Problem statement:
In your copy, repeat the records exactly and leave out the pictures.

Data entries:
------------------------------------

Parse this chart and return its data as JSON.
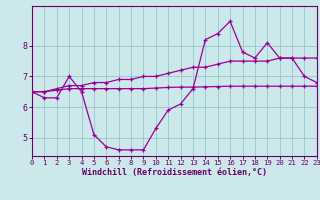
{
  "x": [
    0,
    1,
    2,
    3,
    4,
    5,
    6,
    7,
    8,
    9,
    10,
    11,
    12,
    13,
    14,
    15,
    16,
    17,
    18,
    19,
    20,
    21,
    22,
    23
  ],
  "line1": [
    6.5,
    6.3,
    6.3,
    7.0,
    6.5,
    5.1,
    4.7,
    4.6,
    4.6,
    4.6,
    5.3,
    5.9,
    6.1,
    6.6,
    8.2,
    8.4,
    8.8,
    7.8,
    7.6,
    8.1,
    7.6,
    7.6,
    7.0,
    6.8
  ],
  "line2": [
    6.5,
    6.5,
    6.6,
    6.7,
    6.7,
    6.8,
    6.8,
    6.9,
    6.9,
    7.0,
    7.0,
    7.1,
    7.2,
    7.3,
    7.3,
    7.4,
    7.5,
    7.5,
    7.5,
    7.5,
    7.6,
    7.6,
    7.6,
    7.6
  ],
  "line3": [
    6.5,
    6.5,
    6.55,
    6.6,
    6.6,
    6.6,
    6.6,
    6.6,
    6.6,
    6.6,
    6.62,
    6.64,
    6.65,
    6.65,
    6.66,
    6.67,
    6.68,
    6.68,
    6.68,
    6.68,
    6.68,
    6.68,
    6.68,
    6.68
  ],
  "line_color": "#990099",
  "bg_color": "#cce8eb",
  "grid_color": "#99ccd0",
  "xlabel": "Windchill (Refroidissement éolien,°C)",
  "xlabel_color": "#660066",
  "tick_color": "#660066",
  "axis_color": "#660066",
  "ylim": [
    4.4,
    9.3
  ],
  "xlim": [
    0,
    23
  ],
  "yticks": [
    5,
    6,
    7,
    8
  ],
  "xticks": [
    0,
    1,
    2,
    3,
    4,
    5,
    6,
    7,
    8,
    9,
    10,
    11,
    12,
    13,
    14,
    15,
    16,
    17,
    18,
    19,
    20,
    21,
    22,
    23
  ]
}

------------------------------------

Problem solution:
Parse this chart and return its data as JSON.
{
  "x": [
    0,
    1,
    2,
    3,
    4,
    5,
    6,
    7,
    8,
    9,
    10,
    11,
    12,
    13,
    14,
    15,
    16,
    17,
    18,
    19,
    20,
    21,
    22,
    23
  ],
  "line1": [
    6.5,
    6.3,
    6.3,
    7.0,
    6.5,
    5.1,
    4.7,
    4.6,
    4.6,
    4.6,
    5.3,
    5.9,
    6.1,
    6.6,
    8.2,
    8.4,
    8.8,
    7.8,
    7.6,
    8.1,
    7.6,
    7.6,
    7.0,
    6.8
  ],
  "line2": [
    6.5,
    6.5,
    6.6,
    6.7,
    6.7,
    6.8,
    6.8,
    6.9,
    6.9,
    7.0,
    7.0,
    7.1,
    7.2,
    7.3,
    7.3,
    7.4,
    7.5,
    7.5,
    7.5,
    7.5,
    7.6,
    7.6,
    7.6,
    7.6
  ],
  "line3": [
    6.5,
    6.5,
    6.55,
    6.6,
    6.6,
    6.6,
    6.6,
    6.6,
    6.6,
    6.6,
    6.62,
    6.64,
    6.65,
    6.65,
    6.66,
    6.67,
    6.68,
    6.68,
    6.68,
    6.68,
    6.68,
    6.68,
    6.68,
    6.68
  ],
  "line_color": "#990099",
  "bg_color": "#cce8eb",
  "grid_color": "#99ccd0",
  "xlabel": "Windchill (Refroidissement éolien,°C)",
  "xlabel_color": "#660066",
  "tick_color": "#660066",
  "axis_color": "#660066",
  "ylim": [
    4.4,
    9.3
  ],
  "xlim": [
    0,
    23
  ],
  "yticks": [
    5,
    6,
    7,
    8
  ],
  "xticks": [
    0,
    1,
    2,
    3,
    4,
    5,
    6,
    7,
    8,
    9,
    10,
    11,
    12,
    13,
    14,
    15,
    16,
    17,
    18,
    19,
    20,
    21,
    22,
    23
  ]
}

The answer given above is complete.